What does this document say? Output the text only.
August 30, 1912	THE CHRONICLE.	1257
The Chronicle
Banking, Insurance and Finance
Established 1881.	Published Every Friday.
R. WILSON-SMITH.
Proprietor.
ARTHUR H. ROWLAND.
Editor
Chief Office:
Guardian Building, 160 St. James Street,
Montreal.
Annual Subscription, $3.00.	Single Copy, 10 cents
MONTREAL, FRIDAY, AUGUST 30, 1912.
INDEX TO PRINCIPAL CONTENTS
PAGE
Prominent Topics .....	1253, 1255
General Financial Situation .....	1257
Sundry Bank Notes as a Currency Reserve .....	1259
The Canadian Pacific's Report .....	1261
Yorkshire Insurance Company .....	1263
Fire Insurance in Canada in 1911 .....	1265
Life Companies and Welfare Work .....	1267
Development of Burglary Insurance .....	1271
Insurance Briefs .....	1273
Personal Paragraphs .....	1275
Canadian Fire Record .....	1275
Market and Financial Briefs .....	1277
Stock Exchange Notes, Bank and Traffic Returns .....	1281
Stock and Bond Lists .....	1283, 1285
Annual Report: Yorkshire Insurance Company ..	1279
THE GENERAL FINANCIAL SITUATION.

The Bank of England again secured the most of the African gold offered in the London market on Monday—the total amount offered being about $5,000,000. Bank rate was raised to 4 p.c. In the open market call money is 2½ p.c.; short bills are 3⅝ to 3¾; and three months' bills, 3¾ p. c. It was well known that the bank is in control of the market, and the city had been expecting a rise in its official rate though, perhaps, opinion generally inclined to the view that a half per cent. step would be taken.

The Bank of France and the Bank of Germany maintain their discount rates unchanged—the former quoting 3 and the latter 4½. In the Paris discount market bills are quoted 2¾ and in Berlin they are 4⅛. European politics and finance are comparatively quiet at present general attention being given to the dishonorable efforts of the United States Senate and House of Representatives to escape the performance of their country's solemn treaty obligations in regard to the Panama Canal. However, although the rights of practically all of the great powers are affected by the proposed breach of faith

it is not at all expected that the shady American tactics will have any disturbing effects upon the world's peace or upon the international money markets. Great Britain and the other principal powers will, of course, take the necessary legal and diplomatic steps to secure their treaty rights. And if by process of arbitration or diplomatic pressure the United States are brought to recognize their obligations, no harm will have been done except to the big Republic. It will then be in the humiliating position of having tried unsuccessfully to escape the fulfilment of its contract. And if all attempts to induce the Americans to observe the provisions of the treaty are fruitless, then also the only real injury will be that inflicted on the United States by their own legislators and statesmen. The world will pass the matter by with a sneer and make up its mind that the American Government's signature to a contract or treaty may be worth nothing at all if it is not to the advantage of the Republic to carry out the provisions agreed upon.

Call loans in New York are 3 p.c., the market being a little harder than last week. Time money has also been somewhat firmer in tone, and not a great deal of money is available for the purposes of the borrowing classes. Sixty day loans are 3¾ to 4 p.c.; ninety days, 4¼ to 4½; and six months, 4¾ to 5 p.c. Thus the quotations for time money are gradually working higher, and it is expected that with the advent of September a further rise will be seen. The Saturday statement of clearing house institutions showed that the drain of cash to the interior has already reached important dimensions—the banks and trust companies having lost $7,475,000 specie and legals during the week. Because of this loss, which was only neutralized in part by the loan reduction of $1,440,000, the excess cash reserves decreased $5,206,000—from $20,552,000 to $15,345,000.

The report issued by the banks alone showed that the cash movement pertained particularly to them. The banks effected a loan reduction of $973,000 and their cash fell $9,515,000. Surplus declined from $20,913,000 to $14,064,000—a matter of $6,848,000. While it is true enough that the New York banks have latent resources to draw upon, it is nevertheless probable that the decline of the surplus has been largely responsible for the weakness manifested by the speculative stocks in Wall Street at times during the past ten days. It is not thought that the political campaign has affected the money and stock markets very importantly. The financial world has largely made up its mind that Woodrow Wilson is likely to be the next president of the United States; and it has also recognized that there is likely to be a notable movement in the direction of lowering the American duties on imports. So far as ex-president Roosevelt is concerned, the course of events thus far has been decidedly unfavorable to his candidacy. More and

§

◆ Work required ◆
Pick out all lines from the data above in which the word "obligations" appears.

◆ Answer to the task ◆
The Bank of France and the Bank of Germany maintain their discount rates unchanged—the former quoting 3 and the latter 4½. In the Paris discount market bills are quoted 2¾ and in Berlin they are 4⅛. European politics and finance are comparatively quiet at present general attention being given to the dishonorable efforts of the United States Senate and House of Representatives to escape the performance of their country's solemn treaty obligations in regard to the Panama Canal. However, although the rights of practically all of the great powers are affected by the proposed breach of faith
it is not at all expected that the shady American tactics will have any disturbing effects upon the world's peace or upon the international money markets. Great Britain and the other principal powers will, of course, take the necessary legal and diplomatic steps to secure their treaty rights. And if by process of arbitration or diplomatic pressure the United States are brought to recognize their obligations, no harm will have been done except to the big Republic. It will then be in the humiliating position of having tried unsuccessfully to escape the fulfilment of its contract. And if all attempts to induce the Americans to observe the provisions of the treaty are fruitless, then also the only real injury will be that inflicted on the United States by their own legislators and statesmen. The world will pass the matter by with a sneer and make up its mind that the American Government's signature to a contract or treaty may be worth nothing at all if it is not to the advantage of the Republic to carry out the provisions agreed upon.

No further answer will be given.